** Begin **

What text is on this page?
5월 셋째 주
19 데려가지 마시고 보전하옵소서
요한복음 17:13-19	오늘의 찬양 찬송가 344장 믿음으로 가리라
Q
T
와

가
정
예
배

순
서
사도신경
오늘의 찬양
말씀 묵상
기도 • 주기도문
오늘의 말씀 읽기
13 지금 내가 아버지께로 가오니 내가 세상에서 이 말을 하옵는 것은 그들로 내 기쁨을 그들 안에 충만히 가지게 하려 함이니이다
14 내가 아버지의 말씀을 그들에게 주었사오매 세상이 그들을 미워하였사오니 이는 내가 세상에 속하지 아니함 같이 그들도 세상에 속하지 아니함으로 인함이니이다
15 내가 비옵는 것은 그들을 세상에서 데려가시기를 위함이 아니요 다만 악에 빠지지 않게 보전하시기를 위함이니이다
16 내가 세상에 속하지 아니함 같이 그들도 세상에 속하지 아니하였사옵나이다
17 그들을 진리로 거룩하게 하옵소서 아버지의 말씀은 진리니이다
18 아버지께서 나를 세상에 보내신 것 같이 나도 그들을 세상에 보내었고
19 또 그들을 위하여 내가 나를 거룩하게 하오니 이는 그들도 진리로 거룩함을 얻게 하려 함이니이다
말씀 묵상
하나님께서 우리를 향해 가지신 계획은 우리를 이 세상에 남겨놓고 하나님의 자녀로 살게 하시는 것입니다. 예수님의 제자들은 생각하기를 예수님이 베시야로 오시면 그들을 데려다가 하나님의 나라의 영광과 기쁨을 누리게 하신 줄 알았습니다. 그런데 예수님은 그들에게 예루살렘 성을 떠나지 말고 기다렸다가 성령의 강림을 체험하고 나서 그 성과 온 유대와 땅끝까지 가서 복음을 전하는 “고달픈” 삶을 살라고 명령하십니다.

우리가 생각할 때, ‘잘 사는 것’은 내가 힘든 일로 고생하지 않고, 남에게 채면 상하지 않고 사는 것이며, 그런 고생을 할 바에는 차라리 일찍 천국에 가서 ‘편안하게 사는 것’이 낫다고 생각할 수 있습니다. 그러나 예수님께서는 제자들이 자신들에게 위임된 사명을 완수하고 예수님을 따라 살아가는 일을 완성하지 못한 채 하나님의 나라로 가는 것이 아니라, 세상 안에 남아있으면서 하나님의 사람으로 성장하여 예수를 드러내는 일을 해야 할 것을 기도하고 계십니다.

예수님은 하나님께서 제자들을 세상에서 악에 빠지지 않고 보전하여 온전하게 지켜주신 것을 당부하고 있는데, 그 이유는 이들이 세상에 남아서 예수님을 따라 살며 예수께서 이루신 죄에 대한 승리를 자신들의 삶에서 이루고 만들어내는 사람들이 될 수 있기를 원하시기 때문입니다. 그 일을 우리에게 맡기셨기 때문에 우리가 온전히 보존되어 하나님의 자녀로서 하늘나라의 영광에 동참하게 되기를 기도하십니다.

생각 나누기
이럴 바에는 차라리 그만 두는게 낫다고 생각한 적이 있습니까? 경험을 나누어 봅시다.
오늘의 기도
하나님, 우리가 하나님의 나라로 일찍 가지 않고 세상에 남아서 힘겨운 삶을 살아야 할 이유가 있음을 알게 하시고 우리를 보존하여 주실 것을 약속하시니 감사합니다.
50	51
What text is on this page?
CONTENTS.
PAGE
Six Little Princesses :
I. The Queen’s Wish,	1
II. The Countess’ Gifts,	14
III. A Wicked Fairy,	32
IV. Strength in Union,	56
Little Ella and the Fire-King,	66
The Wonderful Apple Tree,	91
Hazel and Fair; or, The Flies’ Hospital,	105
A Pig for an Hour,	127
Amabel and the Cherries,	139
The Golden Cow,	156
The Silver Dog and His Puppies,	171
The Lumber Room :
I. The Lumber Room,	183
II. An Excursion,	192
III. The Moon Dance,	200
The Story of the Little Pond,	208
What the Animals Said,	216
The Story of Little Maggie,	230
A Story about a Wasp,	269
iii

** End **

• WHAT IS EXPECTED
Would you write down every record again, exactly?

• WRITTEN SOLUTION
What text is on this page?
5월 셋째 주
19 데려가지 마시고 보전하옵소서
요한복음 17:13-19	오늘의 찬양 찬송가 344장 믿음으로 가리라
Q
T
와

가
정
예
배

순
서
사도신경
오늘의 찬양
말씀 묵상
기도 • 주기도문
오늘의 말씀 읽기
13 지금 내가 아버지께로 가오니 내가 세상에서 이 말을 하옵는 것은 그들로 내 기쁨을 그들 안에 충만히 가지게 하려 함이니이다
14 내가 아버지의 말씀을 그들에게 주었사오매 세상이 그들을 미워하였사오니 이는 내가 세상에 속하지 아니함 같이 그들도 세상에 속하지 아니함으로 인함이니이다
15 내가 비옵는 것은 그들을 세상에서 데려가시기를 위함이 아니요 다만 악에 빠지지 않게 보전하시기를 위함이니이다
16 내가 세상에 속하지 아니함 같이 그들도 세상에 속하지 아니하였사옵나이다
17 그들을 진리로 거룩하게 하옵소서 아버지의 말씀은 진리니이다
18 아버지께서 나를 세상에 보내신 것 같이 나도 그들을 세상에 보내었고
19 또 그들을 위하여 내가 나를 거룩하게 하오니 이는 그들도 진리로 거룩함을 얻게 하려 함이니이다
말씀 묵상
하나님께서 우리를 향해 가지신 계획은 우리를 이 세상에 남겨놓고 하나님의 자녀로 살게 하시는 것입니다. 예수님의 제자들은 생각하기를 예수님이 베시야로 오시면 그들을 데려다가 하나님의 나라의 영광과 기쁨을 누리게 하신 줄 알았습니다. 그런데 예수님은 그들에게 예루살렘 성을 떠나지 말고 기다렸다가 성령의 강림을 체험하고 나서 그 성과 온 유대와 땅끝까지 가서 복음을 전하는 “고달픈” 삶을 살라고 명령하십니다.

우리가 생각할 때, ‘잘 사는 것’은 내가 힘든 일로 고생하지 않고, 남에게 채면 상하지 않고 사는 것이며, 그런 고생을 할 바에는 차라리 일찍 천국에 가서 ‘편안하게 사는 것’이 낫다고 생각할 수 있습니다. 그러나 예수님께서는 제자들이 자신들에게 위임된 사명을 완수하고 예수님을 따라 살아가는 일을 완성하지 못한 채 하나님의 나라로 가는 것이 아니라, 세상 안에 남아있으면서 하나님의 사람으로 성장하여 예수를 드러내는 일을 해야 할 것을 기도하고 계십니다.

예수님은 하나님께서 제자들을 세상에서 악에 빠지지 않고 보전하여 온전하게 지켜주신 것을 당부하고 있는데, 그 이유는 이들이 세상에 남아서 예수님을 따라 살며 예수께서 이루신 죄에 대한 승리를 자신들의 삶에서 이루고 만들어내는 사람들이 될 수 있기를 원하시기 때문입니다. 그 일을 우리에게 맡기셨기 때문에 우리가 온전히 보존되어 하나님의 자녀로서 하늘나라의 영광에 동참하게 되기를 기도하십니다.

생각 나누기
이럴 바에는 차라리 그만 두는게 낫다고 생각한 적이 있습니까? 경험을 나누어 봅시다.
오늘의 기도
하나님, 우리가 하나님의 나라로 일찍 가지 않고 세상에 남아서 힘겨운 삶을 살아야 할 이유가 있음을 알게 하시고 우리를 보존하여 주실 것을 약속하시니 감사합니다.
50	51
What text is on this page?
CONTENTS.
PAGE
Six Little Princesses :
I. The Queen’s Wish,	1
II. The Countess’ Gifts,	14
III. A Wicked Fairy,	32
IV. Strength in Union,	56
Little Ella and the Fire-King,	66
The Wonderful Apple Tree,	91
Hazel and Fair; or, The Flies’ Hospital,	105
A Pig for an Hour,	127
Amabel and the Cherries,	139
The Golden Cow,	156
The Silver Dog and His Puppies,	171
The Lumber Room :
I. The Lumber Room,	183
II. An Excursion,	192
III. The Moon Dance,	200
The Story of the Little Pond,	208
What the Animals Said,	216
The Story of Little Maggie,	230
A Story about a Wasp,	269
iii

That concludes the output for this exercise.